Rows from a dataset
## start

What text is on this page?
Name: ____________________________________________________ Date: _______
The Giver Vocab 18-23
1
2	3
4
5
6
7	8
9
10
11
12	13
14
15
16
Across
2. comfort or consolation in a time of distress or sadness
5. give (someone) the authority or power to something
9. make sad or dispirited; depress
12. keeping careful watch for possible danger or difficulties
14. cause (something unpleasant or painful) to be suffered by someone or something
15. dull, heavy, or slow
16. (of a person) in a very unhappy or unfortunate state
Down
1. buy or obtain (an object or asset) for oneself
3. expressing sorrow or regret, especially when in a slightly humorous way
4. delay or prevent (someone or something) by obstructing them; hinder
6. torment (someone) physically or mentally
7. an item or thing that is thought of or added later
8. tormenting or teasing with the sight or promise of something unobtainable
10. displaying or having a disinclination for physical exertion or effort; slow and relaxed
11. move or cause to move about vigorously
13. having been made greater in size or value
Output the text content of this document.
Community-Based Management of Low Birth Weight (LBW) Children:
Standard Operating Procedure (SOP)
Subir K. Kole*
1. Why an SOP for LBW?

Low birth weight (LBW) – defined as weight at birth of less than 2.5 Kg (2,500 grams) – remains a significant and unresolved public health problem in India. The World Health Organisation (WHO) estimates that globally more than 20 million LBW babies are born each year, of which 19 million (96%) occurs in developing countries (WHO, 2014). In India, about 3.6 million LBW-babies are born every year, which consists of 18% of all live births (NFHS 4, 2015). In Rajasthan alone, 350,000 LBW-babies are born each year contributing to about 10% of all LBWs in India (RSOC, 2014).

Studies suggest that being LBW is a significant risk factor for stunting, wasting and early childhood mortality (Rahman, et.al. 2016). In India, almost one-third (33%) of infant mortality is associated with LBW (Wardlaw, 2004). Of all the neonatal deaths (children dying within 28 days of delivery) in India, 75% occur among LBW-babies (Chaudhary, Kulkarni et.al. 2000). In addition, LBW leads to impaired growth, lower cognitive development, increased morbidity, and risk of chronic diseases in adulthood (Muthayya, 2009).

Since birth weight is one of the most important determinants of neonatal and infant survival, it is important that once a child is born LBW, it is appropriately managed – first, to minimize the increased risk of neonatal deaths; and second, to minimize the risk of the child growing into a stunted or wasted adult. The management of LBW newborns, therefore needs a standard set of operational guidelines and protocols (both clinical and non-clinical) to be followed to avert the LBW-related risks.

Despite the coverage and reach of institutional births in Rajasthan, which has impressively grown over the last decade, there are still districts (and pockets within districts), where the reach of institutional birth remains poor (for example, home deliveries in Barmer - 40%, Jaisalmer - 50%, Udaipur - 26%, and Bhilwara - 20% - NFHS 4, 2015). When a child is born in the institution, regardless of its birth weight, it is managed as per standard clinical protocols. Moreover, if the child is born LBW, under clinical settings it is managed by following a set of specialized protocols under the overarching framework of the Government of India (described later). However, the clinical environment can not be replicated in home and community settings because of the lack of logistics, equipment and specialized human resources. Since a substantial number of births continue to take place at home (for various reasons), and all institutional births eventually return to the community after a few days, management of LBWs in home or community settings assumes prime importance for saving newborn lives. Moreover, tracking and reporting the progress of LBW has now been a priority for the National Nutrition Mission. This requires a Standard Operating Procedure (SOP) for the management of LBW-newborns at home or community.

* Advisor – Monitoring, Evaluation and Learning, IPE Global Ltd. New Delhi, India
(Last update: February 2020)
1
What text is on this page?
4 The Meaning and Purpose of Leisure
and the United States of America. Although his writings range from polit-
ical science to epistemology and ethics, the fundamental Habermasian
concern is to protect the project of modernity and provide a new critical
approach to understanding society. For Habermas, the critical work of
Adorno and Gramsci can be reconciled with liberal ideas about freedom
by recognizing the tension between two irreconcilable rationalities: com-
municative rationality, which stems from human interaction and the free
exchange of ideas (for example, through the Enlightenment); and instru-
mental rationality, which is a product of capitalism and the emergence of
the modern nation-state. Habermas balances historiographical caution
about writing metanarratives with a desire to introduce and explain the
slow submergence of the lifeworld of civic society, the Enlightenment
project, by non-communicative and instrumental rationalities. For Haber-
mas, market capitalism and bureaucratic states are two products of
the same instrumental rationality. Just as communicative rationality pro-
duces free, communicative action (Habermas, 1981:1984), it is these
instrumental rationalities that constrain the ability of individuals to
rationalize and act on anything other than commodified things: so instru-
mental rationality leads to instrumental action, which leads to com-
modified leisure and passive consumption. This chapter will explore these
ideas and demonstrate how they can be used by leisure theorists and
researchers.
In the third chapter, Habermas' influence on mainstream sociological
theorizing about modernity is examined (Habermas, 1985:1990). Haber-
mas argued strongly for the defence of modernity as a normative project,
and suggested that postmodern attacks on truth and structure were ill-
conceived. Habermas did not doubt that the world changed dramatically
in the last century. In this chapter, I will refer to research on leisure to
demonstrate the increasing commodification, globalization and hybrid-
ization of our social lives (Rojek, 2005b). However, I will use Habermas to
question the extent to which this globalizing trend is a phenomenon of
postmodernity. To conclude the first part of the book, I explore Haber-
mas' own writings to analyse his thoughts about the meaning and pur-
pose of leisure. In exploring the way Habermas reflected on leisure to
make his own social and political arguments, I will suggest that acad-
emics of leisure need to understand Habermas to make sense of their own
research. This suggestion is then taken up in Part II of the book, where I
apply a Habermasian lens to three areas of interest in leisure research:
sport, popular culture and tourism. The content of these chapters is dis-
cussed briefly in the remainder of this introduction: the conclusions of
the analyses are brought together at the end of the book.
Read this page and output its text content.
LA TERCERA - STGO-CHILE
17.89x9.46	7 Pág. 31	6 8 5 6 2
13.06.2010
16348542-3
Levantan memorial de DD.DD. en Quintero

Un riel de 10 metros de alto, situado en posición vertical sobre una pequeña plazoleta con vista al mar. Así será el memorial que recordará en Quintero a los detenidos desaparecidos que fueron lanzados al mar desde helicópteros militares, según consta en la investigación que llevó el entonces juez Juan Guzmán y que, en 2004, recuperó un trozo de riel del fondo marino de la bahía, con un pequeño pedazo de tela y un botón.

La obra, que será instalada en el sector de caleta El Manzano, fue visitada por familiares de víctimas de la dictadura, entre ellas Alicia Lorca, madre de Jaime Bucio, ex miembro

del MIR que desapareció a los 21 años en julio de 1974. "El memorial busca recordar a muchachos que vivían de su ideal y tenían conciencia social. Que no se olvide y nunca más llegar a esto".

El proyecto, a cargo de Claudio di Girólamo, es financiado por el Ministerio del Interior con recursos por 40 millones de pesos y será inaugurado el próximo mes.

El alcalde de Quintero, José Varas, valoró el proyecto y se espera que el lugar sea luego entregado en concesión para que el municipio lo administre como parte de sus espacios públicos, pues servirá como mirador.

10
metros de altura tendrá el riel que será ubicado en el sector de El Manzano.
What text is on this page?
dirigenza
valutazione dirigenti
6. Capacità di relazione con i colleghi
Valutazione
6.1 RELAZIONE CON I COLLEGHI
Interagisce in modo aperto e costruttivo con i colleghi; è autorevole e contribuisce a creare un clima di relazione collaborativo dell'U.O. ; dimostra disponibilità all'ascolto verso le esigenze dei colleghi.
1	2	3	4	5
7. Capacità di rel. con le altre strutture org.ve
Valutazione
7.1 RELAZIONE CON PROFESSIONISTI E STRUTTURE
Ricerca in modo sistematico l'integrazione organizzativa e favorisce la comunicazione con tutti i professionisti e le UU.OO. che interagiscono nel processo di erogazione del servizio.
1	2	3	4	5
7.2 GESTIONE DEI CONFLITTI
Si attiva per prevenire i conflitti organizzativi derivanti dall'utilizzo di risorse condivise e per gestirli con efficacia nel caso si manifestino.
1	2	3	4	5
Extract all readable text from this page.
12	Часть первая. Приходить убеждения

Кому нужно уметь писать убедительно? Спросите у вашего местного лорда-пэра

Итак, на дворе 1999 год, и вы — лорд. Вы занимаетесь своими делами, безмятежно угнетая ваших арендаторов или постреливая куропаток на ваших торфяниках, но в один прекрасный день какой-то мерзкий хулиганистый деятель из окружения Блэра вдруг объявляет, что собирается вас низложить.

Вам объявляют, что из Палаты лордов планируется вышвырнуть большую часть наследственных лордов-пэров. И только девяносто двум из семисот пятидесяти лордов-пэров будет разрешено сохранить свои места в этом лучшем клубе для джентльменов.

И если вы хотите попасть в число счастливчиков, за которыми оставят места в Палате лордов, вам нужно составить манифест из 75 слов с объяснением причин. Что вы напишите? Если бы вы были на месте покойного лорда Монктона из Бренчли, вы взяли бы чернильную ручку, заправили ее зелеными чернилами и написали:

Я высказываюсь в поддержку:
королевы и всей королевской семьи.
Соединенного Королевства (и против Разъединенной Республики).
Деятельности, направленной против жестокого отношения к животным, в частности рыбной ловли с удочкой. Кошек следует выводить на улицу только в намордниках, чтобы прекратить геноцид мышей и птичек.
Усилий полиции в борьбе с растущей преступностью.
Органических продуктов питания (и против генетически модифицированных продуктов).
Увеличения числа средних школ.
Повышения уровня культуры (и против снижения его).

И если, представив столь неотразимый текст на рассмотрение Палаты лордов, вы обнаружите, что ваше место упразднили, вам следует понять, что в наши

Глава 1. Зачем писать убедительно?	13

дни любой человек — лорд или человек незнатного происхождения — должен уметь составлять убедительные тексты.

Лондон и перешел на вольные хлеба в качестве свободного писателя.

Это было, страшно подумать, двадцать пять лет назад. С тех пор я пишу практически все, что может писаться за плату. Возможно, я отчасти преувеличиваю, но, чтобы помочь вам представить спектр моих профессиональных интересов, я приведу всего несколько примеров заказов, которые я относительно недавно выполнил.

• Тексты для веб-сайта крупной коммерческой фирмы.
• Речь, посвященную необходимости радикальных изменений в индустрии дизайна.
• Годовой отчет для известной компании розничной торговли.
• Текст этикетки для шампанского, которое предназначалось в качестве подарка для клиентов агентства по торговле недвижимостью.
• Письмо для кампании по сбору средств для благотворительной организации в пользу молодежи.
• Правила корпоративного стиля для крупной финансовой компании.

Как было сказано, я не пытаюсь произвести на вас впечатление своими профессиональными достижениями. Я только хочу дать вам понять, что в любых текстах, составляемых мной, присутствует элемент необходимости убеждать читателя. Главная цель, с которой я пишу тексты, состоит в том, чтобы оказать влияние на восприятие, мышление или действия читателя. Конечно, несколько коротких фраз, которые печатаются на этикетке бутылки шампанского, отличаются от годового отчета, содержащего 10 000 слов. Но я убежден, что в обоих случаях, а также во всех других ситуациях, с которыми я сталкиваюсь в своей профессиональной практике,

## end

REQUIRED TASK> Look over the listing above. Pick out and copy every line that includes "следует".

FINAL RESULT>
Деятельности, направленной против жестокого отношения к животным, в частности рыбной ловли с удочкой. Кошек следует выводить на улицу только в намордниках, чтобы прекратить геноцид мышей и птичек.
И если, представив столь неотразимый текст на рассмотрение Палаты лордов, вы обнаружите, что ваше место упразднили, вам следует понять, что в наши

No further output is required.